> DATA LINES:
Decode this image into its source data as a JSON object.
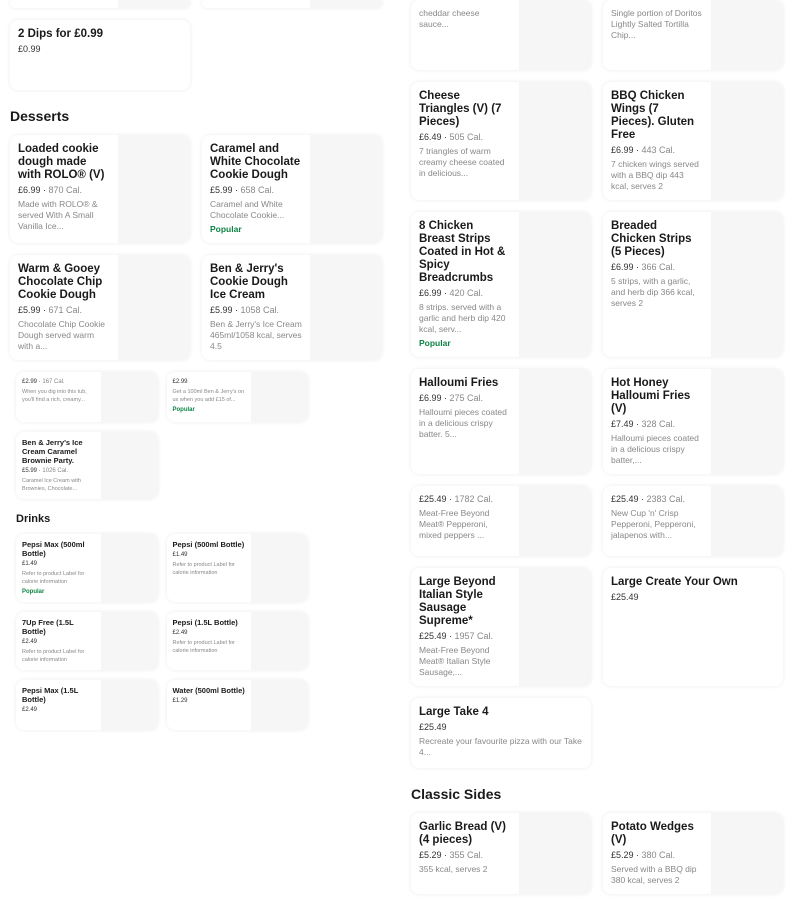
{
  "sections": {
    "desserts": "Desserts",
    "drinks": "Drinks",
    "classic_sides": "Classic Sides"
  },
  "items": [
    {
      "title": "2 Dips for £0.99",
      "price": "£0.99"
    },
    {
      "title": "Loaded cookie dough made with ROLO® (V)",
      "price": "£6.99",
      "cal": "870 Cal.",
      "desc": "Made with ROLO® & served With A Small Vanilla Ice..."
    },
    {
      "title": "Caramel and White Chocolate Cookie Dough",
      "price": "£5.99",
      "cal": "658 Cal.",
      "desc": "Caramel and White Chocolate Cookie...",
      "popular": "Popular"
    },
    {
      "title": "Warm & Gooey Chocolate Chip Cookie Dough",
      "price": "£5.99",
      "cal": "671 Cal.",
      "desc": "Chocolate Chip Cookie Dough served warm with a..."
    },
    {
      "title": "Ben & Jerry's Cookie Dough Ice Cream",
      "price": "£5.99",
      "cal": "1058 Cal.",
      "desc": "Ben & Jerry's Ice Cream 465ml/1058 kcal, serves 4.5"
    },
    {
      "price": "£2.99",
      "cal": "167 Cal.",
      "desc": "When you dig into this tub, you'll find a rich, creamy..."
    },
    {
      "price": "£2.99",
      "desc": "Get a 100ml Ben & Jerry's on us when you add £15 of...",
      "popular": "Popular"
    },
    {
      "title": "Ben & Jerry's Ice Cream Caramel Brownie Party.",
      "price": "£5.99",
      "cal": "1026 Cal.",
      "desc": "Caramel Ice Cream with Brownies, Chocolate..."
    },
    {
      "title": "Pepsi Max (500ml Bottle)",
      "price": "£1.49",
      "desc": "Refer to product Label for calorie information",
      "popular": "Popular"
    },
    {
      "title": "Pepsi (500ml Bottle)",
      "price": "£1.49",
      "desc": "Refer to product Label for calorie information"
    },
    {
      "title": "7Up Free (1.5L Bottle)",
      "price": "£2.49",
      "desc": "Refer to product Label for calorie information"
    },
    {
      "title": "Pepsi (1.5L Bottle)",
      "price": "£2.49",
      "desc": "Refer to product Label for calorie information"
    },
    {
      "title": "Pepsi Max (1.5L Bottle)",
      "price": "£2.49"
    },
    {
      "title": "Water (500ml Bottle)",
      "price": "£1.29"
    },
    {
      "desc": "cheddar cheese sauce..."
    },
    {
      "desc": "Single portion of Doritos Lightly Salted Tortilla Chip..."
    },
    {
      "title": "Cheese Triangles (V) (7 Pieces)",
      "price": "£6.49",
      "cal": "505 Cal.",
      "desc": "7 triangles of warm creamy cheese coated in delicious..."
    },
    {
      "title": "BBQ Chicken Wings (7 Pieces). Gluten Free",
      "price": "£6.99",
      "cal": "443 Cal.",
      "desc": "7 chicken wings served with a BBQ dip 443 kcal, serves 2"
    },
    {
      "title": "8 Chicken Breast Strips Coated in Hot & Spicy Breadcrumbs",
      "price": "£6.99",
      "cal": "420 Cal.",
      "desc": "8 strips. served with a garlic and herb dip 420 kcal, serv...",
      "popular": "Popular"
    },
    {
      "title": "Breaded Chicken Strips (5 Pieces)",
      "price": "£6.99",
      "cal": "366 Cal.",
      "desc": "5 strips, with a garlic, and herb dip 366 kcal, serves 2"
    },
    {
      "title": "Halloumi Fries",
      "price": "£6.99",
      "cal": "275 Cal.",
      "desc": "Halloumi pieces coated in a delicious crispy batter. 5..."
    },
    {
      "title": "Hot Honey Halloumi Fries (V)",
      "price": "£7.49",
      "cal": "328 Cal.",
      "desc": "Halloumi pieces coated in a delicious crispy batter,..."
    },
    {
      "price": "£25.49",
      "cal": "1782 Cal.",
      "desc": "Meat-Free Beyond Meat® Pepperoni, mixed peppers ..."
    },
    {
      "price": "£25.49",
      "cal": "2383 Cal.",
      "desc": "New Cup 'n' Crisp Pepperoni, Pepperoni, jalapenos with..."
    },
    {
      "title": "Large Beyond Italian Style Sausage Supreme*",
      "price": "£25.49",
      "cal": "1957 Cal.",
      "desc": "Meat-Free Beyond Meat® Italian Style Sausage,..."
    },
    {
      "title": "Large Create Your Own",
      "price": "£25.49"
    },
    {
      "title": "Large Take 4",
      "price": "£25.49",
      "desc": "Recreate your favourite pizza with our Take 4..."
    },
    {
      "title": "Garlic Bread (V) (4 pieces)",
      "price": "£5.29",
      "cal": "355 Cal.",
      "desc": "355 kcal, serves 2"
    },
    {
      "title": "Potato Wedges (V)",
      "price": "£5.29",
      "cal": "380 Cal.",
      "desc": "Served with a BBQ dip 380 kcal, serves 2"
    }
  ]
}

> STATED EXERCISE:
Copy the material above in full and exactly, skipping pictures.

> EXERCISE OUTPUT:
Decode this image into its source data as a JSON object.
{
  "sections": {
    "desserts": "Desserts",
    "drinks": "Drinks",
    "classic_sides": "Classic Sides"
  },
  "items": [
    {
      "title": "2 Dips for £0.99",
      "price": "£0.99"
    },
    {
      "title": "Loaded cookie dough made with ROLO® (V)",
      "price": "£6.99",
      "cal": "870 Cal.",
      "desc": "Made with ROLO® & served With A Small Vanilla Ice..."
    },
    {
      "title": "Caramel and White Chocolate Cookie Dough",
      "price": "£5.99",
      "cal": "658 Cal.",
      "desc": "Caramel and White Chocolate Cookie...",
      "popular": "Popular"
    },
    {
      "title": "Warm & Gooey Chocolate Chip Cookie Dough",
      "price": "£5.99",
      "cal": "671 Cal.",
      "desc": "Chocolate Chip Cookie Dough served warm with a..."
    },
    {
      "title": "Ben & Jerry's Cookie Dough Ice Cream",
      "price": "£5.99",
      "cal": "1058 Cal.",
      "desc": "Ben & Jerry's Ice Cream 465ml/1058 kcal, serves 4.5"
    },
    {
      "price": "£2.99",
      "cal": "167 Cal.",
      "desc": "When you dig into this tub, you'll find a rich, creamy..."
    },
    {
      "price": "£2.99",
      "desc": "Get a 100ml Ben & Jerry's on us when you add £15 of...",
      "popular": "Popular"
    },
    {
      "title": "Ben & Jerry's Ice Cream Caramel Brownie Party.",
      "price": "£5.99",
      "cal": "1026 Cal.",
      "desc": "Caramel Ice Cream with Brownies, Chocolate..."
    },
    {
      "title": "Pepsi Max (500ml Bottle)",
      "price": "£1.49",
      "desc": "Refer to product Label for calorie information",
      "popular": "Popular"
    },
    {
      "title": "Pepsi (500ml Bottle)",
      "price": "£1.49",
      "desc": "Refer to product Label for calorie information"
    },
    {
      "title": "7Up Free (1.5L Bottle)",
      "price": "£2.49",
      "desc": "Refer to product Label for calorie information"
    },
    {
      "title": "Pepsi (1.5L Bottle)",
      "price": "£2.49",
      "desc": "Refer to product Label for calorie information"
    },
    {
      "title": "Pepsi Max (1.5L Bottle)",
      "price": "£2.49"
    },
    {
      "title": "Water (500ml Bottle)",
      "price": "£1.29"
    },
    {
      "desc": "cheddar cheese sauce..."
    },
    {
      "desc": "Single portion of Doritos Lightly Salted Tortilla Chip..."
    },
    {
      "title": "Cheese Triangles (V) (7 Pieces)",
      "price": "£6.49",
      "cal": "505 Cal.",
      "desc": "7 triangles of warm creamy cheese coated in delicious..."
    },
    {
      "title": "BBQ Chicken Wings (7 Pieces). Gluten Free",
      "price": "£6.99",
      "cal": "443 Cal.",
      "desc": "7 chicken wings served with a BBQ dip 443 kcal, serves 2"
    },
    {
      "title": "8 Chicken Breast Strips Coated in Hot & Spicy Breadcrumbs",
      "price": "£6.99",
      "cal": "420 Cal.",
      "desc": "8 strips. served with a garlic and herb dip 420 kcal, serv...",
      "popular": "Popular"
    },
    {
      "title": "Breaded Chicken Strips (5 Pieces)",
      "price": "£6.99",
      "cal": "366 Cal.",
      "desc": "5 strips, with a garlic, and herb dip 366 kcal, serves 2"
    },
    {
      "title": "Halloumi Fries",
      "price": "£6.99",
      "cal": "275 Cal.",
      "desc": "Halloumi pieces coated in a delicious crispy batter. 5..."
    },
    {
      "title": "Hot Honey Halloumi Fries (V)",
      "price": "£7.49",
      "cal": "328 Cal.",
      "desc": "Halloumi pieces coated in a delicious crispy batter,..."
    },
    {
      "price": "£25.49",
      "cal": "1782 Cal.",
      "desc": "Meat-Free Beyond Meat® Pepperoni, mixed peppers ..."
    },
    {
      "price": "£25.49",
      "cal": "2383 Cal.",
      "desc": "New Cup 'n' Crisp Pepperoni, Pepperoni, jalapenos with..."
    },
    {
      "title": "Large Beyond Italian Style Sausage Supreme*",
      "price": "£25.49",
      "cal": "1957 Cal.",
      "desc": "Meat-Free Beyond Meat® Italian Style Sausage,..."
    },
    {
      "title": "Large Create Your Own",
      "price": "£25.49"
    },
    {
      "title": "Large Take 4",
      "price": "£25.49",
      "desc": "Recreate your favourite pizza with our Take 4..."
    },
    {
      "title": "Garlic Bread (V) (4 pieces)",
      "price": "£5.29",
      "cal": "355 Cal.",
      "desc": "355 kcal, serves 2"
    },
    {
      "title": "Potato Wedges (V)",
      "price": "£5.29",
      "cal": "380 Cal.",
      "desc": "Served with a BBQ dip 380 kcal, serves 2"
    }
  ]
}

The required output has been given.